(Extracts from a graphics dataset)
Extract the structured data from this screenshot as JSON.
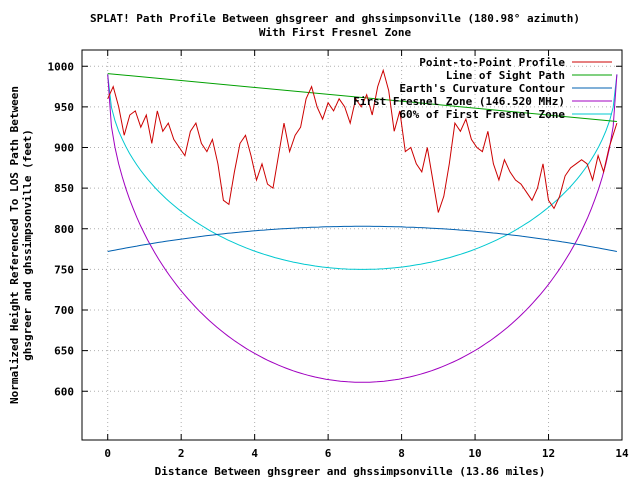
{
  "chart_data": {
    "type": "line",
    "title_line1": "SPLAT! Path Profile Between ghsgreer and ghssimpsonville (180.98° azimuth)",
    "title_line2": "With First Fresnel Zone",
    "xlabel": "Distance Between ghsgreer and ghssimpsonville (13.86 miles)",
    "ylabel_line1": "Normalized Height Referenced To LOS Path Between",
    "ylabel_line2": "ghsgreer and ghssimpsonville (feet)",
    "xlim": [
      -0.7,
      14
    ],
    "ylim": [
      540,
      1020
    ],
    "xticks": [
      0,
      2,
      4,
      6,
      8,
      10,
      12,
      14
    ],
    "yticks": [
      600,
      650,
      700,
      750,
      800,
      850,
      900,
      950,
      1000
    ],
    "grid": true,
    "legend_position": "top-right",
    "series": [
      {
        "name": "Point-to-Point Profile",
        "color": "#cc0000",
        "x": [
          0,
          0.15,
          0.3,
          0.45,
          0.6,
          0.75,
          0.9,
          1.05,
          1.2,
          1.35,
          1.5,
          1.65,
          1.8,
          1.95,
          2.1,
          2.25,
          2.4,
          2.55,
          2.7,
          2.85,
          3.0,
          3.15,
          3.3,
          3.45,
          3.6,
          3.75,
          3.9,
          4.05,
          4.2,
          4.35,
          4.5,
          4.65,
          4.8,
          4.95,
          5.1,
          5.25,
          5.4,
          5.55,
          5.7,
          5.85,
          6.0,
          6.15,
          6.3,
          6.45,
          6.6,
          6.75,
          6.9,
          7.05,
          7.2,
          7.35,
          7.5,
          7.65,
          7.8,
          7.95,
          8.1,
          8.25,
          8.4,
          8.55,
          8.7,
          8.85,
          9.0,
          9.15,
          9.3,
          9.45,
          9.6,
          9.75,
          9.9,
          10.05,
          10.2,
          10.35,
          10.5,
          10.65,
          10.8,
          10.95,
          11.1,
          11.25,
          11.4,
          11.55,
          11.7,
          11.85,
          12.0,
          12.15,
          12.3,
          12.45,
          12.6,
          12.75,
          12.9,
          13.05,
          13.2,
          13.35,
          13.5,
          13.65,
          13.86
        ],
        "y": [
          960,
          975,
          950,
          915,
          940,
          945,
          925,
          940,
          905,
          945,
          920,
          930,
          910,
          900,
          890,
          920,
          930,
          905,
          895,
          910,
          880,
          835,
          830,
          870,
          905,
          915,
          890,
          860,
          880,
          855,
          850,
          890,
          930,
          895,
          915,
          925,
          960,
          975,
          950,
          935,
          955,
          945,
          960,
          950,
          930,
          960,
          950,
          965,
          940,
          975,
          995,
          970,
          920,
          945,
          895,
          900,
          880,
          870,
          900,
          860,
          820,
          840,
          880,
          930,
          920,
          935,
          910,
          900,
          895,
          920,
          880,
          860,
          885,
          870,
          860,
          855,
          845,
          835,
          850,
          880,
          835,
          825,
          840,
          865,
          875,
          880,
          885,
          880,
          860,
          890,
          870,
          900,
          930
        ]
      },
      {
        "name": "Line of Sight Path",
        "color": "#00a000",
        "x": [
          0,
          13.86
        ],
        "y": [
          991,
          932
        ]
      },
      {
        "name": "Earth's Curvature Contour",
        "color": "#0060b0",
        "curve": "parabola",
        "x_end": 13.86,
        "y_endpoints": 772,
        "y_mid": 803
      },
      {
        "name": "First Fresnel Zone (146.520 MHz)",
        "color": "#a000c0",
        "curve": "ellipse-half",
        "x_end": 13.86,
        "y_endpoints": 990,
        "y_min": 611
      },
      {
        "name": "60% of First Fresnel Zone",
        "color": "#00c8d0",
        "curve": "ellipse-half",
        "x_end": 13.86,
        "y_endpoints": 990,
        "y_min": 750
      }
    ]
  }
}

Set task.
Reproduce each line exactly as it appears, omitting the pictures.

Answer to this exercise.
Extract the structured data from this screenshot as JSON.
{
  "chart_data": {
    "type": "line",
    "title_line1": "SPLAT! Path Profile Between ghsgreer and ghssimpsonville (180.98° azimuth)",
    "title_line2": "With First Fresnel Zone",
    "xlabel": "Distance Between ghsgreer and ghssimpsonville (13.86 miles)",
    "ylabel_line1": "Normalized Height Referenced To LOS Path Between",
    "ylabel_line2": "ghsgreer and ghssimpsonville (feet)",
    "xlim": [
      -0.7,
      14
    ],
    "ylim": [
      540,
      1020
    ],
    "xticks": [
      0,
      2,
      4,
      6,
      8,
      10,
      12,
      14
    ],
    "yticks": [
      600,
      650,
      700,
      750,
      800,
      850,
      900,
      950,
      1000
    ],
    "grid": true,
    "legend_position": "top-right",
    "series": [
      {
        "name": "Point-to-Point Profile",
        "color": "#cc0000",
        "x": [
          0,
          0.15,
          0.3,
          0.45,
          0.6,
          0.75,
          0.9,
          1.05,
          1.2,
          1.35,
          1.5,
          1.65,
          1.8,
          1.95,
          2.1,
          2.25,
          2.4,
          2.55,
          2.7,
          2.85,
          3.0,
          3.15,
          3.3,
          3.45,
          3.6,
          3.75,
          3.9,
          4.05,
          4.2,
          4.35,
          4.5,
          4.65,
          4.8,
          4.95,
          5.1,
          5.25,
          5.4,
          5.55,
          5.7,
          5.85,
          6.0,
          6.15,
          6.3,
          6.45,
          6.6,
          6.75,
          6.9,
          7.05,
          7.2,
          7.35,
          7.5,
          7.65,
          7.8,
          7.95,
          8.1,
          8.25,
          8.4,
          8.55,
          8.7,
          8.85,
          9.0,
          9.15,
          9.3,
          9.45,
          9.6,
          9.75,
          9.9,
          10.05,
          10.2,
          10.35,
          10.5,
          10.65,
          10.8,
          10.95,
          11.1,
          11.25,
          11.4,
          11.55,
          11.7,
          11.85,
          12.0,
          12.15,
          12.3,
          12.45,
          12.6,
          12.75,
          12.9,
          13.05,
          13.2,
          13.35,
          13.5,
          13.65,
          13.86
        ],
        "y": [
          960,
          975,
          950,
          915,
          940,
          945,
          925,
          940,
          905,
          945,
          920,
          930,
          910,
          900,
          890,
          920,
          930,
          905,
          895,
          910,
          880,
          835,
          830,
          870,
          905,
          915,
          890,
          860,
          880,
          855,
          850,
          890,
          930,
          895,
          915,
          925,
          960,
          975,
          950,
          935,
          955,
          945,
          960,
          950,
          930,
          960,
          950,
          965,
          940,
          975,
          995,
          970,
          920,
          945,
          895,
          900,
          880,
          870,
          900,
          860,
          820,
          840,
          880,
          930,
          920,
          935,
          910,
          900,
          895,
          920,
          880,
          860,
          885,
          870,
          860,
          855,
          845,
          835,
          850,
          880,
          835,
          825,
          840,
          865,
          875,
          880,
          885,
          880,
          860,
          890,
          870,
          900,
          930
        ]
      },
      {
        "name": "Line of Sight Path",
        "color": "#00a000",
        "x": [
          0,
          13.86
        ],
        "y": [
          991,
          932
        ]
      },
      {
        "name": "Earth's Curvature Contour",
        "color": "#0060b0",
        "curve": "parabola",
        "x_end": 13.86,
        "y_endpoints": 772,
        "y_mid": 803
      },
      {
        "name": "First Fresnel Zone (146.520 MHz)",
        "color": "#a000c0",
        "curve": "ellipse-half",
        "x_end": 13.86,
        "y_endpoints": 990,
        "y_min": 611
      },
      {
        "name": "60% of First Fresnel Zone",
        "color": "#00c8d0",
        "curve": "ellipse-half",
        "x_end": 13.86,
        "y_endpoints": 990,
        "y_min": 750
      }
    ]
  }
}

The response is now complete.